WHAT YOU SHOULD DO
Images excluded, repeat each entry below exactly.

### MATERIAL PROVIDED

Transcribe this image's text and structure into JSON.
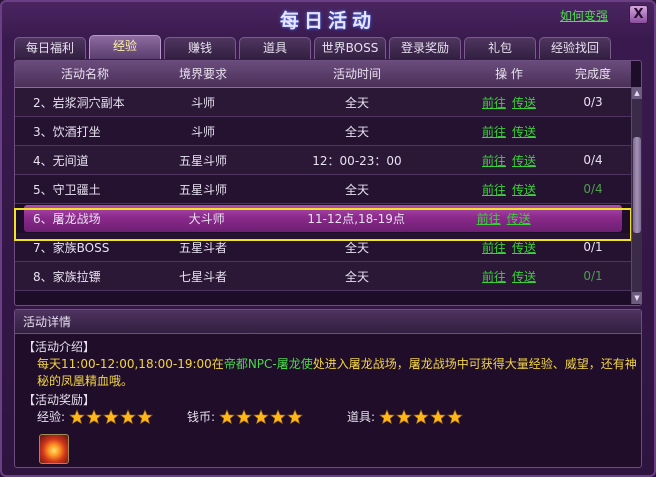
{
  "window": {
    "title": "每日活动",
    "howto_label": "如何变强",
    "close_label": "X"
  },
  "tabs": [
    {
      "label": "每日福利",
      "active": false
    },
    {
      "label": "经验",
      "active": true
    },
    {
      "label": "赚钱",
      "active": false
    },
    {
      "label": "道具",
      "active": false
    },
    {
      "label": "世界BOSS",
      "active": false
    },
    {
      "label": "登录奖励",
      "active": false
    },
    {
      "label": "礼包",
      "active": false
    },
    {
      "label": "经验找回",
      "active": false
    }
  ],
  "table": {
    "headers": {
      "name": "活动名称",
      "requirement": "境界要求",
      "time": "活动时间",
      "op": "操 作",
      "done": "完成度"
    },
    "rows": [
      {
        "name": "2、岩浆洞穴副本",
        "req": "斗师",
        "time": "全天",
        "go": "前往",
        "teleport": "传送",
        "done": "0/3"
      },
      {
        "name": "3、饮酒打坐",
        "req": "斗师",
        "time": "全天",
        "go": "前往",
        "teleport": "传送",
        "done": ""
      },
      {
        "name": "4、无间道",
        "req": "五星斗师",
        "time": "12：00-23：00",
        "go": "前往",
        "teleport": "传送",
        "done": "0/4"
      },
      {
        "name": "5、守卫疆土",
        "req": "五星斗师",
        "time": "全天",
        "go": "前往",
        "teleport": "传送",
        "done": "0/4"
      },
      {
        "name": "6、屠龙战场",
        "req": "大斗师",
        "time": "11-12点,18-19点",
        "go": "前往",
        "teleport": "传送",
        "done": ""
      },
      {
        "name": "7、家族BOSS",
        "req": "五星斗者",
        "time": "全天",
        "go": "前往",
        "teleport": "传送",
        "done": "0/1"
      },
      {
        "name": "8、家族拉镖",
        "req": "七星斗者",
        "time": "全天",
        "go": "前往",
        "teleport": "传送",
        "done": "0/1"
      }
    ]
  },
  "detail": {
    "header": "活动详情",
    "intro_title": "【活动介绍】",
    "desc_part1": "每天11:00-12:00,18:00-19:00在",
    "desc_npc": "帝都NPC-屠龙使",
    "desc_part2": "处进入屠龙战场，屠龙战场中可获得大量经验、威望，还有神秘的凤凰精血哦。",
    "reward_title": "【活动奖励】",
    "rewards": [
      {
        "label": "经验:",
        "stars": 5
      },
      {
        "label": "钱币:",
        "stars": 5
      },
      {
        "label": "道具:",
        "stars": 5
      }
    ],
    "item_icon": "phoenix-blood-icon"
  },
  "colors": {
    "link_green": "#38d238",
    "highlight_yellow": "#f0e227",
    "star_gold": "#ffb619",
    "desc_yellow": "#f2d540"
  }
}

######

EXERCISE SOLUTION
Transcribe this image's text and structure into JSON.
{
  "window": {
    "title": "每日活动",
    "howto_label": "如何变强",
    "close_label": "X"
  },
  "tabs": [
    {
      "label": "每日福利",
      "active": false
    },
    {
      "label": "经验",
      "active": true
    },
    {
      "label": "赚钱",
      "active": false
    },
    {
      "label": "道具",
      "active": false
    },
    {
      "label": "世界BOSS",
      "active": false
    },
    {
      "label": "登录奖励",
      "active": false
    },
    {
      "label": "礼包",
      "active": false
    },
    {
      "label": "经验找回",
      "active": false
    }
  ],
  "table": {
    "headers": {
      "name": "活动名称",
      "requirement": "境界要求",
      "time": "活动时间",
      "op": "操 作",
      "done": "完成度"
    },
    "rows": [
      {
        "name": "2、岩浆洞穴副本",
        "req": "斗师",
        "time": "全天",
        "go": "前往",
        "teleport": "传送",
        "done": "0/3"
      },
      {
        "name": "3、饮酒打坐",
        "req": "斗师",
        "time": "全天",
        "go": "前往",
        "teleport": "传送",
        "done": ""
      },
      {
        "name": "4、无间道",
        "req": "五星斗师",
        "time": "12：00-23：00",
        "go": "前往",
        "teleport": "传送",
        "done": "0/4"
      },
      {
        "name": "5、守卫疆土",
        "req": "五星斗师",
        "time": "全天",
        "go": "前往",
        "teleport": "传送",
        "done": "0/4"
      },
      {
        "name": "6、屠龙战场",
        "req": "大斗师",
        "time": "11-12点,18-19点",
        "go": "前往",
        "teleport": "传送",
        "done": ""
      },
      {
        "name": "7、家族BOSS",
        "req": "五星斗者",
        "time": "全天",
        "go": "前往",
        "teleport": "传送",
        "done": "0/1"
      },
      {
        "name": "8、家族拉镖",
        "req": "七星斗者",
        "time": "全天",
        "go": "前往",
        "teleport": "传送",
        "done": "0/1"
      }
    ]
  },
  "detail": {
    "header": "活动详情",
    "intro_title": "【活动介绍】",
    "desc_part1": "每天11:00-12:00,18:00-19:00在",
    "desc_npc": "帝都NPC-屠龙使",
    "desc_part2": "处进入屠龙战场，屠龙战场中可获得大量经验、威望，还有神秘的凤凰精血哦。",
    "reward_title": "【活动奖励】",
    "rewards": [
      {
        "label": "经验:",
        "stars": 5
      },
      {
        "label": "钱币:",
        "stars": 5
      },
      {
        "label": "道具:",
        "stars": 5
      }
    ],
    "item_icon": "phoenix-blood-icon"
  },
  "colors": {
    "link_green": "#38d238",
    "highlight_yellow": "#f0e227",
    "star_gold": "#ffb619",
    "desc_yellow": "#f2d540"
  }
}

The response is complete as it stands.